Short task:
What is the number of lines in the data that hold the string "does"? Reply with that number only.

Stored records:
________
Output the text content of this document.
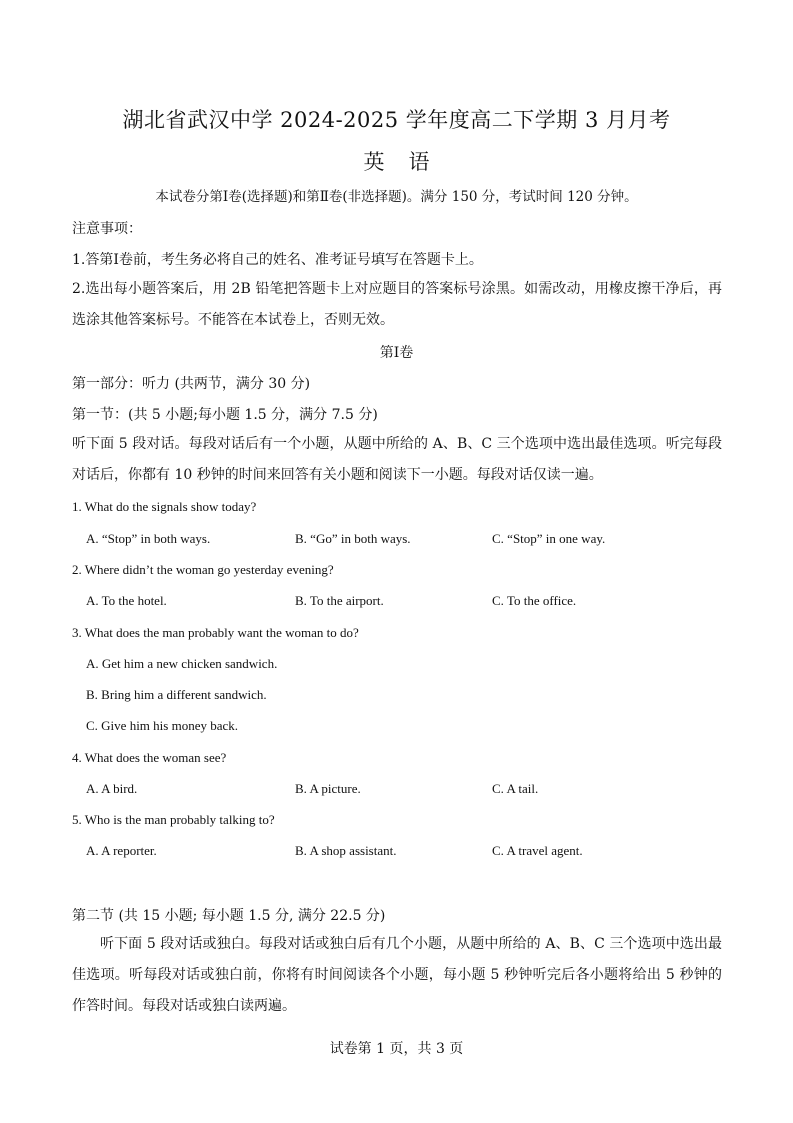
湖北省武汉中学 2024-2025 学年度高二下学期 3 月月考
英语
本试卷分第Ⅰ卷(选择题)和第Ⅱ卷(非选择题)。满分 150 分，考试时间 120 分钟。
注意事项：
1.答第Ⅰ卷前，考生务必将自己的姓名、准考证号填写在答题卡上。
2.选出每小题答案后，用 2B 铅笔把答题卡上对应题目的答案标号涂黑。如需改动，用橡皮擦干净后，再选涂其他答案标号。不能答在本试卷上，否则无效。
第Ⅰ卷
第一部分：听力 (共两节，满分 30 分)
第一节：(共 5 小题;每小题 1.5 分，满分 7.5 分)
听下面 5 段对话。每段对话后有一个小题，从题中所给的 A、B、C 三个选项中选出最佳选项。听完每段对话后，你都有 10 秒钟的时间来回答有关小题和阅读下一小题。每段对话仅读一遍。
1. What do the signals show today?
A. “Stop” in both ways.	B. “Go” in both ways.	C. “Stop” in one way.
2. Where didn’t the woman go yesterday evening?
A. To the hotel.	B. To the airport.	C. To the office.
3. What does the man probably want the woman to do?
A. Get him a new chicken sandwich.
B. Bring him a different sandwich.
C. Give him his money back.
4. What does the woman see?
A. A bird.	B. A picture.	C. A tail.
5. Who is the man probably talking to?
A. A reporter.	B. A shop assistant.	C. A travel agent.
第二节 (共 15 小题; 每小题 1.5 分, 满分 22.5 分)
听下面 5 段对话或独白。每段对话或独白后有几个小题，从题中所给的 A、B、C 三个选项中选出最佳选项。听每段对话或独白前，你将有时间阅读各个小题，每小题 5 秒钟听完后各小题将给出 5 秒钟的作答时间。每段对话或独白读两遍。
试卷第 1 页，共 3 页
________
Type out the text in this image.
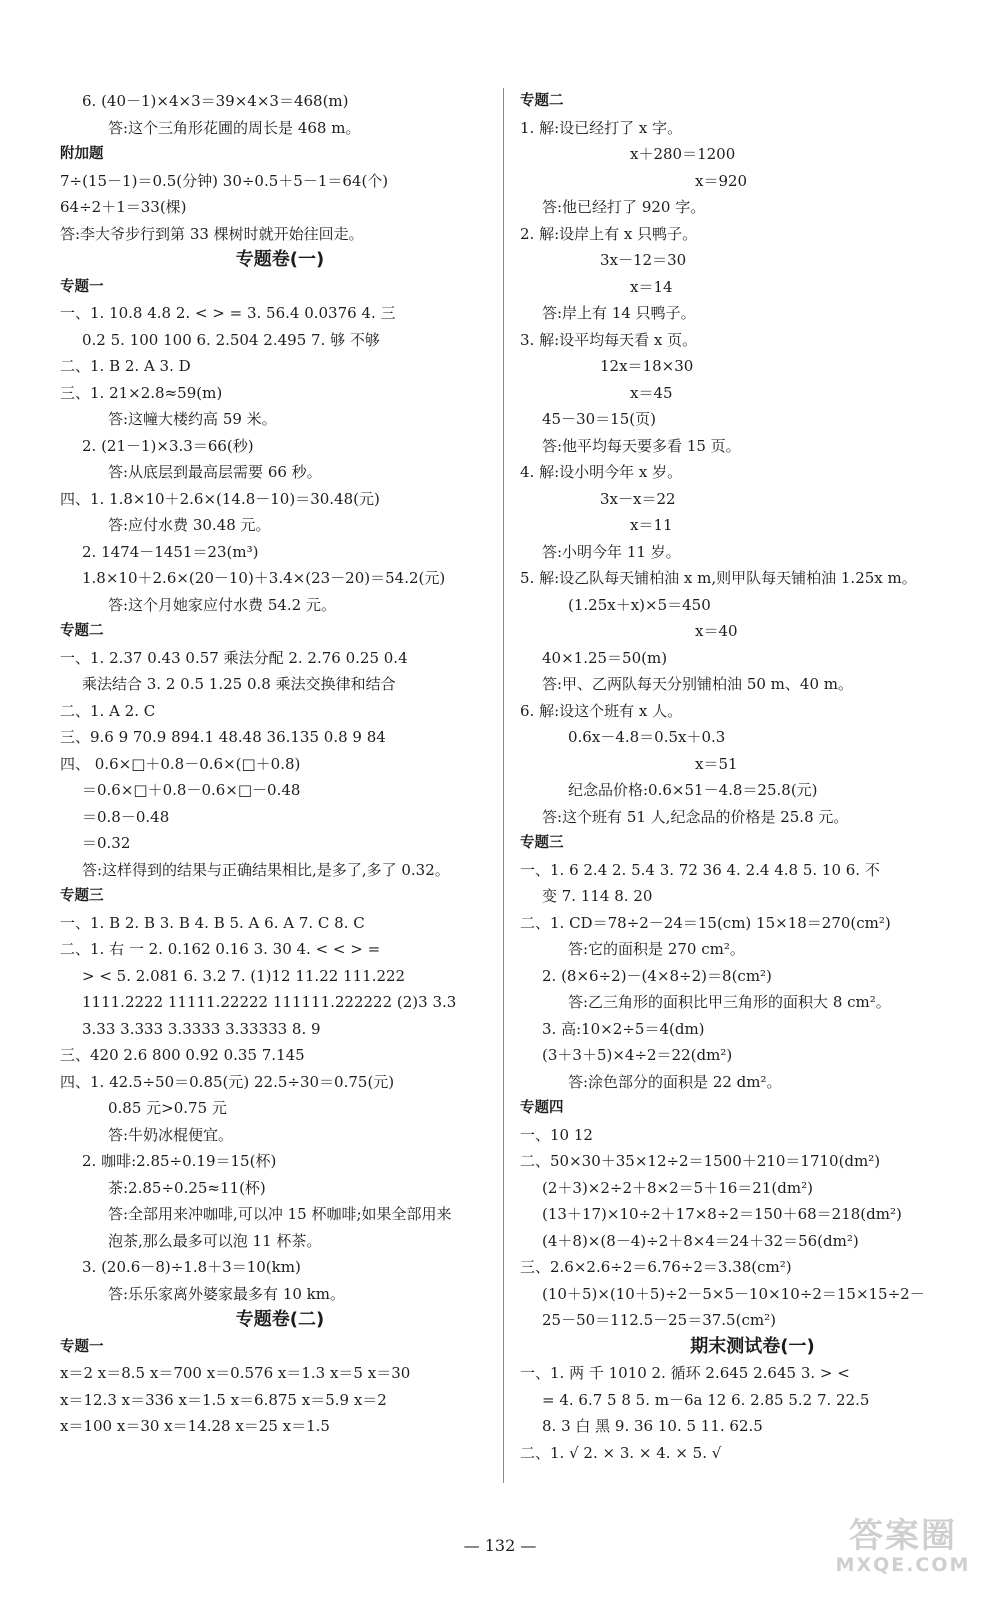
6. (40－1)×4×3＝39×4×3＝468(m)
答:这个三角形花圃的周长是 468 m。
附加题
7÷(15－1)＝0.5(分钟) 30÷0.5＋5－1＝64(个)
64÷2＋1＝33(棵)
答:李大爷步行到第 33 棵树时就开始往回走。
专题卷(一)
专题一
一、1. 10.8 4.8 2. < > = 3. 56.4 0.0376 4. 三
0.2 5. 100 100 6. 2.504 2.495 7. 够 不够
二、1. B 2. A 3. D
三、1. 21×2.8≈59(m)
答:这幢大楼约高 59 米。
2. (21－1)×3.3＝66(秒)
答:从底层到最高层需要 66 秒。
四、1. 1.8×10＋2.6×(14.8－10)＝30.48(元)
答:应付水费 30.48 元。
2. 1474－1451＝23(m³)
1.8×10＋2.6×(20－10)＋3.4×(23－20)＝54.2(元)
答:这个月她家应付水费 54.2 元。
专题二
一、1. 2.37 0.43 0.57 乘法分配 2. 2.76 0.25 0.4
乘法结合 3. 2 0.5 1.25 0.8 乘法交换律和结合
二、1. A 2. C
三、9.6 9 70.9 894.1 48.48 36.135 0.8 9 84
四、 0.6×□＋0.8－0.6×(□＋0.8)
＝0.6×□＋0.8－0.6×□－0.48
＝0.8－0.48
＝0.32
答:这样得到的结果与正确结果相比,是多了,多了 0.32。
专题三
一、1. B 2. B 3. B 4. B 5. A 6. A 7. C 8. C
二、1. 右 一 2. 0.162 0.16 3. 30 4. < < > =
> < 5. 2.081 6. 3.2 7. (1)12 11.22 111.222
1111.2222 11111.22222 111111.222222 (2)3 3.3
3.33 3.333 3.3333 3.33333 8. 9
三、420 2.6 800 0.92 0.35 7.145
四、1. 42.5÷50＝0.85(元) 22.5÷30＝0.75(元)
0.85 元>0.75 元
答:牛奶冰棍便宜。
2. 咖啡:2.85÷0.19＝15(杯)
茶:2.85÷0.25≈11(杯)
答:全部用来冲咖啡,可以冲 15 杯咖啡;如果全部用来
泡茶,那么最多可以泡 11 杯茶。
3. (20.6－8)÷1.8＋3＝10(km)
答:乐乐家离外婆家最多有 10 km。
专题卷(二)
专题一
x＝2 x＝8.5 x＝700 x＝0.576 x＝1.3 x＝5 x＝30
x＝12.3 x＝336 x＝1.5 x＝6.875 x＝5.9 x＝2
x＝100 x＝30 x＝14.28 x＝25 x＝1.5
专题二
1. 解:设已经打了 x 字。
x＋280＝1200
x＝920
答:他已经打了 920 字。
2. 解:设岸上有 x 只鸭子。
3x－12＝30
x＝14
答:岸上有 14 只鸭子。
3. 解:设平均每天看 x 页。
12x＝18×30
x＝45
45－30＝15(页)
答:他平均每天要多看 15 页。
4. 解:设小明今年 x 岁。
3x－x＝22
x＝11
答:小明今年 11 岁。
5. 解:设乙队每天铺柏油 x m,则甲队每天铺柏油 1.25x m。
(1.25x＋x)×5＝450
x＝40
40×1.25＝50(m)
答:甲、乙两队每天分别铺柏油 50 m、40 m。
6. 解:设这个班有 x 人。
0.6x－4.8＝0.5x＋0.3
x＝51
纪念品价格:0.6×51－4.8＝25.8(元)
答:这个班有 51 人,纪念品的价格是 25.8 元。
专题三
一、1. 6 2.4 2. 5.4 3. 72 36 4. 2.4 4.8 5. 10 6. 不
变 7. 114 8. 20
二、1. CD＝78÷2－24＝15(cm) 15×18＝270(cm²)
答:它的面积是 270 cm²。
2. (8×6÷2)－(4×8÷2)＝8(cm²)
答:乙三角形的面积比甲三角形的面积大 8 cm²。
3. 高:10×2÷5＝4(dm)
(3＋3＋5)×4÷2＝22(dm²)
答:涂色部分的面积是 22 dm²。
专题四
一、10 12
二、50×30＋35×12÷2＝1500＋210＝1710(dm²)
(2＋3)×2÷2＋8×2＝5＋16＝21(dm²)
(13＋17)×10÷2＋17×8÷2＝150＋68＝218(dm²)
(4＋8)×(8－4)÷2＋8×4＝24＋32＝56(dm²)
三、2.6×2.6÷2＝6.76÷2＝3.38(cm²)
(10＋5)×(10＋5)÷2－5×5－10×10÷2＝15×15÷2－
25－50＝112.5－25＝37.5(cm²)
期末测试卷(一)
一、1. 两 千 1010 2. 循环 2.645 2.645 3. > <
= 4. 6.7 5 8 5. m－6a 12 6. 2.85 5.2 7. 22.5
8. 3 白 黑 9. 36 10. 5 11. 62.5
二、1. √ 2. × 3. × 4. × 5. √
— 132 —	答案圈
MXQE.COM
________
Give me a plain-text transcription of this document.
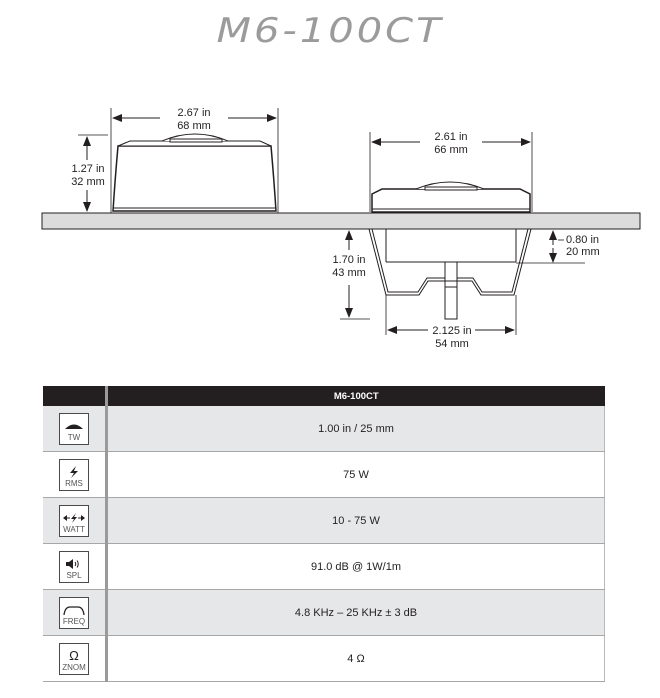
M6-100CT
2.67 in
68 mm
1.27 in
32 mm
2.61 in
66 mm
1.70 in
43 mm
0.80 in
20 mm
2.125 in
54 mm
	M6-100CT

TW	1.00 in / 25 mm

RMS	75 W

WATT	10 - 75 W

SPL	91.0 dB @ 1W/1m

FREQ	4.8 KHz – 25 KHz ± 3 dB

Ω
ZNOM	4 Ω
________
Written response:
2